### Task requirements
Repeat the entire listing exactly as written.

### Stored records
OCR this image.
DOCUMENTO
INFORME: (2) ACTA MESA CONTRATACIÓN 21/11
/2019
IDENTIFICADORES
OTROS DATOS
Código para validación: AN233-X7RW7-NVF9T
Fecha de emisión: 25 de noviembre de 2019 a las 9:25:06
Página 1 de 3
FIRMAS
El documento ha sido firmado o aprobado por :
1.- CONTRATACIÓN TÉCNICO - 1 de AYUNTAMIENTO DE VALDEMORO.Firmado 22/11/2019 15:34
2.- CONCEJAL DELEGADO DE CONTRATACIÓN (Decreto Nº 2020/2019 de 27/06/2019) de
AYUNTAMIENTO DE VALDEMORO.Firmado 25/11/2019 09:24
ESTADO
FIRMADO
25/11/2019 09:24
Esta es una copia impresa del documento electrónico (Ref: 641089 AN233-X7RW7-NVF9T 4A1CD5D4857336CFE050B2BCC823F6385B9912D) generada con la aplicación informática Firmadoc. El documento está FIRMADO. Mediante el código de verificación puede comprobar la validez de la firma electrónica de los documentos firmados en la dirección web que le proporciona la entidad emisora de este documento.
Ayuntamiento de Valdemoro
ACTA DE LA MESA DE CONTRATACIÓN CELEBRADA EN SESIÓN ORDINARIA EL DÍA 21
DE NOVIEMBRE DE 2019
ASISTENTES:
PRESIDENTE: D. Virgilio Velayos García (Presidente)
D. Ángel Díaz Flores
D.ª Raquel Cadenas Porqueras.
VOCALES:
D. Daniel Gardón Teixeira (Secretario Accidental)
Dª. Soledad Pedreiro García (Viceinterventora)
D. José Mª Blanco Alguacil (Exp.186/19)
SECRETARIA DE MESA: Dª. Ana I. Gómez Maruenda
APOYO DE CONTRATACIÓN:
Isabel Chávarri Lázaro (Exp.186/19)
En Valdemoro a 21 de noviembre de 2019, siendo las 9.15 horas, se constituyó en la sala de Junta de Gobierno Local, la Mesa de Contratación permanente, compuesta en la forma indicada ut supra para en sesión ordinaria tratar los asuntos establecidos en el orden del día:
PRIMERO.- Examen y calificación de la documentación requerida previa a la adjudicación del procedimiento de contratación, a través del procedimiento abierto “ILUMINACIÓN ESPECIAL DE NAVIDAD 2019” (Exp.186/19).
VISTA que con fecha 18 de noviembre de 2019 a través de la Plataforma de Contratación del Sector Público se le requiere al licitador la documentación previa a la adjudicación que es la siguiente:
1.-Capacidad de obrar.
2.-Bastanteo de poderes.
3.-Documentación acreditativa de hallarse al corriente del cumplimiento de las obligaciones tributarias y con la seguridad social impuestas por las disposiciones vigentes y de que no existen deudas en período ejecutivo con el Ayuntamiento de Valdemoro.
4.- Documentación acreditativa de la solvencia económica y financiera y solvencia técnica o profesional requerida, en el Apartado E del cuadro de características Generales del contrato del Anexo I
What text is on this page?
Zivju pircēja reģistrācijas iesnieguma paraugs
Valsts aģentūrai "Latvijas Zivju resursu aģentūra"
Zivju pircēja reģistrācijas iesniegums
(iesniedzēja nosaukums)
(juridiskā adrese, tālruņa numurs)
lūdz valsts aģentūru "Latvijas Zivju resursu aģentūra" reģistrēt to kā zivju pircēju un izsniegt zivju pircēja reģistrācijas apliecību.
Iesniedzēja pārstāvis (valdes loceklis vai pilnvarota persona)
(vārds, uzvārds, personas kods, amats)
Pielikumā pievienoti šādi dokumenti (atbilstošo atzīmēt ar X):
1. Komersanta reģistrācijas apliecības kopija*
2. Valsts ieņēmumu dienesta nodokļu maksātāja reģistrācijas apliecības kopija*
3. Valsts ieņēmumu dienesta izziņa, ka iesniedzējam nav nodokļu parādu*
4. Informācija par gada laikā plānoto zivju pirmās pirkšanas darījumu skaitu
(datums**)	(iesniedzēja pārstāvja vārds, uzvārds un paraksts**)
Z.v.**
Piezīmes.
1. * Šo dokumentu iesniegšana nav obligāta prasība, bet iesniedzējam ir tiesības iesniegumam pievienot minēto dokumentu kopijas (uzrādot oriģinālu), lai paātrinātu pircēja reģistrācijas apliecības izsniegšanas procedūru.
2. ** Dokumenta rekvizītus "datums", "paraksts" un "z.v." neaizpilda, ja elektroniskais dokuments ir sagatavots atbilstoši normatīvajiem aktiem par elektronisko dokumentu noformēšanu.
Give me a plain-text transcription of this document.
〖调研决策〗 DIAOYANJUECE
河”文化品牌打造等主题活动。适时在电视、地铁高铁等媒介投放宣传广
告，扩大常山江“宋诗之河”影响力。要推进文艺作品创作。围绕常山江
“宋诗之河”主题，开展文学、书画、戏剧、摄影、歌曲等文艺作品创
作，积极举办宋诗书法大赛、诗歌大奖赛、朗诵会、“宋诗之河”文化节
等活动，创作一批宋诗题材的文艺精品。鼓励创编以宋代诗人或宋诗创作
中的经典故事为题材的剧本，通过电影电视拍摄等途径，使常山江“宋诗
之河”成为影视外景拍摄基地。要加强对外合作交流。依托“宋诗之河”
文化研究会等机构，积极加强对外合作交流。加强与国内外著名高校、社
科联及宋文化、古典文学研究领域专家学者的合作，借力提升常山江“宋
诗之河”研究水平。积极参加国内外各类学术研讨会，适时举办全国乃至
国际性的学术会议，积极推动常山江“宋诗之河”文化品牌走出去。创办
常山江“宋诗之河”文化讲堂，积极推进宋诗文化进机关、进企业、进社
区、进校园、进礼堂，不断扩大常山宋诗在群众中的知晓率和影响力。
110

### Response to this task
OCR this image.
DOCUMENTO
INFORME: (2) ACTA MESA CONTRATACIÓN 21/11
/2019
IDENTIFICADORES
OTROS DATOS
Código para validación: AN233-X7RW7-NVF9T
Fecha de emisión: 25 de noviembre de 2019 a las 9:25:06
Página 1 de 3
FIRMAS
El documento ha sido firmado o aprobado por :
1.- CONTRATACIÓN TÉCNICO - 1 de AYUNTAMIENTO DE VALDEMORO.Firmado 22/11/2019 15:34
2.- CONCEJAL DELEGADO DE CONTRATACIÓN (Decreto Nº 2020/2019 de 27/06/2019) de
AYUNTAMIENTO DE VALDEMORO.Firmado 25/11/2019 09:24
ESTADO
FIRMADO
25/11/2019 09:24
Esta es una copia impresa del documento electrónico (Ref: 641089 AN233-X7RW7-NVF9T 4A1CD5D4857336CFE050B2BCC823F6385B9912D) generada con la aplicación informática Firmadoc. El documento está FIRMADO. Mediante el código de verificación puede comprobar la validez de la firma electrónica de los documentos firmados en la dirección web que le proporciona la entidad emisora de este documento.
Ayuntamiento de Valdemoro
ACTA DE LA MESA DE CONTRATACIÓN CELEBRADA EN SESIÓN ORDINARIA EL DÍA 21
DE NOVIEMBRE DE 2019
ASISTENTES:
PRESIDENTE: D. Virgilio Velayos García (Presidente)
D. Ángel Díaz Flores
D.ª Raquel Cadenas Porqueras.
VOCALES:
D. Daniel Gardón Teixeira (Secretario Accidental)
Dª. Soledad Pedreiro García (Viceinterventora)
D. José Mª Blanco Alguacil (Exp.186/19)
SECRETARIA DE MESA: Dª. Ana I. Gómez Maruenda
APOYO DE CONTRATACIÓN:
Isabel Chávarri Lázaro (Exp.186/19)
En Valdemoro a 21 de noviembre de 2019, siendo las 9.15 horas, se constituyó en la sala de Junta de Gobierno Local, la Mesa de Contratación permanente, compuesta en la forma indicada ut supra para en sesión ordinaria tratar los asuntos establecidos en el orden del día:
PRIMERO.- Examen y calificación de la documentación requerida previa a la adjudicación del procedimiento de contratación, a través del procedimiento abierto “ILUMINACIÓN ESPECIAL DE NAVIDAD 2019” (Exp.186/19).
VISTA que con fecha 18 de noviembre de 2019 a través de la Plataforma de Contratación del Sector Público se le requiere al licitador la documentación previa a la adjudicación que es la siguiente:
1.-Capacidad de obrar.
2.-Bastanteo de poderes.
3.-Documentación acreditativa de hallarse al corriente del cumplimiento de las obligaciones tributarias y con la seguridad social impuestas por las disposiciones vigentes y de que no existen deudas en período ejecutivo con el Ayuntamiento de Valdemoro.
4.- Documentación acreditativa de la solvencia económica y financiera y solvencia técnica o profesional requerida, en el Apartado E del cuadro de características Generales del contrato del Anexo I
What text is on this page?
Zivju pircēja reģistrācijas iesnieguma paraugs
Valsts aģentūrai "Latvijas Zivju resursu aģentūra"
Zivju pircēja reģistrācijas iesniegums
(iesniedzēja nosaukums)
(juridiskā adrese, tālruņa numurs)
lūdz valsts aģentūru "Latvijas Zivju resursu aģentūra" reģistrēt to kā zivju pircēju un izsniegt zivju pircēja reģistrācijas apliecību.
Iesniedzēja pārstāvis (valdes loceklis vai pilnvarota persona)
(vārds, uzvārds, personas kods, amats)
Pielikumā pievienoti šādi dokumenti (atbilstošo atzīmēt ar X):
1. Komersanta reģistrācijas apliecības kopija*
2. Valsts ieņēmumu dienesta nodokļu maksātāja reģistrācijas apliecības kopija*
3. Valsts ieņēmumu dienesta izziņa, ka iesniedzējam nav nodokļu parādu*
4. Informācija par gada laikā plānoto zivju pirmās pirkšanas darījumu skaitu
(datums**)	(iesniedzēja pārstāvja vārds, uzvārds un paraksts**)
Z.v.**
Piezīmes.
1. * Šo dokumentu iesniegšana nav obligāta prasība, bet iesniedzējam ir tiesības iesniegumam pievienot minēto dokumentu kopijas (uzrādot oriģinālu), lai paātrinātu pircēja reģistrācijas apliecības izsniegšanas procedūru.
2. ** Dokumenta rekvizītus "datums", "paraksts" un "z.v." neaizpilda, ja elektroniskais dokuments ir sagatavots atbilstoši normatīvajiem aktiem par elektronisko dokumentu noformēšanu.
Give me a plain-text transcription of this document.
〖调研决策〗 DIAOYANJUECE
河”文化品牌打造等主题活动。适时在电视、地铁高铁等媒介投放宣传广
告，扩大常山江“宋诗之河”影响力。要推进文艺作品创作。围绕常山江
“宋诗之河”主题，开展文学、书画、戏剧、摄影、歌曲等文艺作品创
作，积极举办宋诗书法大赛、诗歌大奖赛、朗诵会、“宋诗之河”文化节
等活动，创作一批宋诗题材的文艺精品。鼓励创编以宋代诗人或宋诗创作
中的经典故事为题材的剧本，通过电影电视拍摄等途径，使常山江“宋诗
之河”成为影视外景拍摄基地。要加强对外合作交流。依托“宋诗之河”
文化研究会等机构，积极加强对外合作交流。加强与国内外著名高校、社
科联及宋文化、古典文学研究领域专家学者的合作，借力提升常山江“宋
诗之河”研究水平。积极参加国内外各类学术研讨会，适时举办全国乃至
国际性的学术会议，积极推动常山江“宋诗之河”文化品牌走出去。创办
常山江“宋诗之河”文化讲堂，积极推进宋诗文化进机关、进企业、进社
区、进校园、进礼堂，不断扩大常山宋诗在群众中的知晓率和影响力。
110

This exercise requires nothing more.